REQUIRED WORK
Check each line of the records below for the word "this" and copy those where it appears.

[Structured figure records]
----

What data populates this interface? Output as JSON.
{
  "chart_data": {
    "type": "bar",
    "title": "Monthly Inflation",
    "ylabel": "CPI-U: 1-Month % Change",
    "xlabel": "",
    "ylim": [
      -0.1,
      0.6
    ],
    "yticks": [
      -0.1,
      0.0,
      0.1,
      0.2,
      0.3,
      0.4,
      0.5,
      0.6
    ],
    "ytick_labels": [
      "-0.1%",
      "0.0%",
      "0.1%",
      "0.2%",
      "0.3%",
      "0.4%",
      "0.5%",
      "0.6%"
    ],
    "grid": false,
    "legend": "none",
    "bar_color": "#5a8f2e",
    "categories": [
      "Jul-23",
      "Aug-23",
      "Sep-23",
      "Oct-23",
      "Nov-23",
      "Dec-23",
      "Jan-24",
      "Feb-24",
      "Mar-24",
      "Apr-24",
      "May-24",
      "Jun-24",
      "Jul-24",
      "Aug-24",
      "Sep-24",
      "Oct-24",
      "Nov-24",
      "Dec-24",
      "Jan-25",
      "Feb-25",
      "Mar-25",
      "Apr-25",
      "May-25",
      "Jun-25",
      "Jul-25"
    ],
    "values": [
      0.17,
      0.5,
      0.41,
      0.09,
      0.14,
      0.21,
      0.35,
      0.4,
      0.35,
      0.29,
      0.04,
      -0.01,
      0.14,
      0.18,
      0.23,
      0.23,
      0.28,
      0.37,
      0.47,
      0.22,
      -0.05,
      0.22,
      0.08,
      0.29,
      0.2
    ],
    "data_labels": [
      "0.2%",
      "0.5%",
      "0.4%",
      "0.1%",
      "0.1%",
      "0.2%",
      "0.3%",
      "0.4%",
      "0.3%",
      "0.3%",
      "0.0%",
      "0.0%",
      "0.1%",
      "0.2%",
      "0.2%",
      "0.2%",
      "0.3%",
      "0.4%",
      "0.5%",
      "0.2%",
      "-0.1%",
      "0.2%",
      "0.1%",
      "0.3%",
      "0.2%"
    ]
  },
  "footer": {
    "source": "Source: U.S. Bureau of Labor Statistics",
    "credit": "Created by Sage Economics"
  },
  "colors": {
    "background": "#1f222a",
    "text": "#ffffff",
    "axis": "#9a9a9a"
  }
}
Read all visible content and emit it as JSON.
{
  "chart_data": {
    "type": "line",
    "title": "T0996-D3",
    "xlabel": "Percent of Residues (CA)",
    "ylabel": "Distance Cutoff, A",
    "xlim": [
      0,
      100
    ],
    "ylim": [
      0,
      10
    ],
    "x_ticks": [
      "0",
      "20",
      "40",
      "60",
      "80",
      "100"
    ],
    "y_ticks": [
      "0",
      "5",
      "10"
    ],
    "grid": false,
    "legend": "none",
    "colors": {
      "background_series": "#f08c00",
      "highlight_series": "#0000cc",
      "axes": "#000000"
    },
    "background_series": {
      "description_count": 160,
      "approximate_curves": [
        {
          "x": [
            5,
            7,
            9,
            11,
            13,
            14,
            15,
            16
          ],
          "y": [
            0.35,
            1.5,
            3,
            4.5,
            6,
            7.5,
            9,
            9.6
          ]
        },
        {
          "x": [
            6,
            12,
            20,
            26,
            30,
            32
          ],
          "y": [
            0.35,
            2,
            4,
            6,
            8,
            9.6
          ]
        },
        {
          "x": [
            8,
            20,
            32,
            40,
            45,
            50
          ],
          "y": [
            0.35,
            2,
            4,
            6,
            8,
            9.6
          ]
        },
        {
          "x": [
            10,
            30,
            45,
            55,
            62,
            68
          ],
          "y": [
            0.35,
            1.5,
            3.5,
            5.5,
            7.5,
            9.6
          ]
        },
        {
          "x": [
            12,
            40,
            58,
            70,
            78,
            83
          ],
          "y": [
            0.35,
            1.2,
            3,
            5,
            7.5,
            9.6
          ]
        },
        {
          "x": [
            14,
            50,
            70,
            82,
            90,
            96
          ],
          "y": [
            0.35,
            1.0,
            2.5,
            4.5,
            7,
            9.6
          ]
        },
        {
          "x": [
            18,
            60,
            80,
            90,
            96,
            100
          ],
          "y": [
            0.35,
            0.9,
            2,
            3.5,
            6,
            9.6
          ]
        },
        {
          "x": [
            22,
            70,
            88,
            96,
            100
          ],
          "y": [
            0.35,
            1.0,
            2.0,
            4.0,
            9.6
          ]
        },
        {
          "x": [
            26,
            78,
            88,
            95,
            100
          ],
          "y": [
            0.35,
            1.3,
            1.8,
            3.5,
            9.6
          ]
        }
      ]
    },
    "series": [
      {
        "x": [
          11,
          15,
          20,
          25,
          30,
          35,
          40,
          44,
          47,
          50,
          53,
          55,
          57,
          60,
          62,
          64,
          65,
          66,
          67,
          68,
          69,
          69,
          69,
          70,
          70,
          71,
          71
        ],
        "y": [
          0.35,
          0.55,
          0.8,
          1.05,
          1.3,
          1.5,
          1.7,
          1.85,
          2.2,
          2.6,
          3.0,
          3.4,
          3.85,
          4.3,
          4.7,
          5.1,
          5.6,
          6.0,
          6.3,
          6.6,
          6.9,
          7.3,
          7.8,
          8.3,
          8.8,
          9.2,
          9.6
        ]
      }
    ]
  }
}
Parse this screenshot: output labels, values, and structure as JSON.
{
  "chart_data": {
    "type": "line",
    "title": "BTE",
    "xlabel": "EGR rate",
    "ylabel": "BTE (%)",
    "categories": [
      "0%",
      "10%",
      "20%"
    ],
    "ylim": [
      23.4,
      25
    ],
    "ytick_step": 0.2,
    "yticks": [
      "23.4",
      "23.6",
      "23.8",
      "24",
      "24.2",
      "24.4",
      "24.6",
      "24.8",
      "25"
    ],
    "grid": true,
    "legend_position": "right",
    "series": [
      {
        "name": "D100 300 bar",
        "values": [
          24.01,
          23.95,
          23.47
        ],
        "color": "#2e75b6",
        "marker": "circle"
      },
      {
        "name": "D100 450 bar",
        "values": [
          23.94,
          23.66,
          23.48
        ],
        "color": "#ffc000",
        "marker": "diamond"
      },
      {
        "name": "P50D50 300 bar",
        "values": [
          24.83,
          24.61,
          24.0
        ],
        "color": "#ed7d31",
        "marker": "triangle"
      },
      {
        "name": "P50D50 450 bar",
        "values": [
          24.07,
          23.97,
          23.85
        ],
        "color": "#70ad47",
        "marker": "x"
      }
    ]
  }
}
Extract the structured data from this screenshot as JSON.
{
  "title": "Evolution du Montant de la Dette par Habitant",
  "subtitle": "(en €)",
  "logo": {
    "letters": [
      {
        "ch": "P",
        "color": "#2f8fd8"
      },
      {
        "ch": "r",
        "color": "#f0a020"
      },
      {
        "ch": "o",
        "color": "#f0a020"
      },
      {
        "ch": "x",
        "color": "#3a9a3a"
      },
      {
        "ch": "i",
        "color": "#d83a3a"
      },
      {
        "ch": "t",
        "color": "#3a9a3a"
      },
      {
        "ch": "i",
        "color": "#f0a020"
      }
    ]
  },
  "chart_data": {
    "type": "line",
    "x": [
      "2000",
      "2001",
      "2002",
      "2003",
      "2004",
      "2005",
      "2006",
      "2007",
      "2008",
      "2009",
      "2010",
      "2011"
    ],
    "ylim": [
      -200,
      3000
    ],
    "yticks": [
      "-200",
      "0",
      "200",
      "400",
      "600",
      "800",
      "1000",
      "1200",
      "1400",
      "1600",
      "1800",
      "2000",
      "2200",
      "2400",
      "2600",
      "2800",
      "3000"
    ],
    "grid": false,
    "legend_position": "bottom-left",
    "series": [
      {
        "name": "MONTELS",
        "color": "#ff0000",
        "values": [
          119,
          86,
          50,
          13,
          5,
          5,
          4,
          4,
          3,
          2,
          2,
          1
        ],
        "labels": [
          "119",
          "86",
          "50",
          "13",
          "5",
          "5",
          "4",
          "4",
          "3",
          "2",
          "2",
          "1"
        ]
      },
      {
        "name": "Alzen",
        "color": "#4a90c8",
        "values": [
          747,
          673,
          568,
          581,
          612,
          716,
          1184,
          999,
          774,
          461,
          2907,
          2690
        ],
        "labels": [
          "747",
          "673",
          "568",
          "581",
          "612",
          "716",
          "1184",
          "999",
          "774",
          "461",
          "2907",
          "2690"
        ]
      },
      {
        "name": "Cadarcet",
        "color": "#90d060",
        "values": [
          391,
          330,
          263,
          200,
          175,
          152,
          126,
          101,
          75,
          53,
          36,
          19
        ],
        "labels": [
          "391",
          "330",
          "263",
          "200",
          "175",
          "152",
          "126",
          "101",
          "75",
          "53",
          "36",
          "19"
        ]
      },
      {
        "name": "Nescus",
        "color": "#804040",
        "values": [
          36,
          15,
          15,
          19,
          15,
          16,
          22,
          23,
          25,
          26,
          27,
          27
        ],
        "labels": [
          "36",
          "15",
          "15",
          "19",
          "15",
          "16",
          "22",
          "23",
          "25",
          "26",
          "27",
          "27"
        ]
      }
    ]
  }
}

----

THE OUTPUT
What data populates this interface? Output as JSON.
Parse this screenshot: output labels, values, and structure as JSON.
Extract the structured data from this screenshot as JSON.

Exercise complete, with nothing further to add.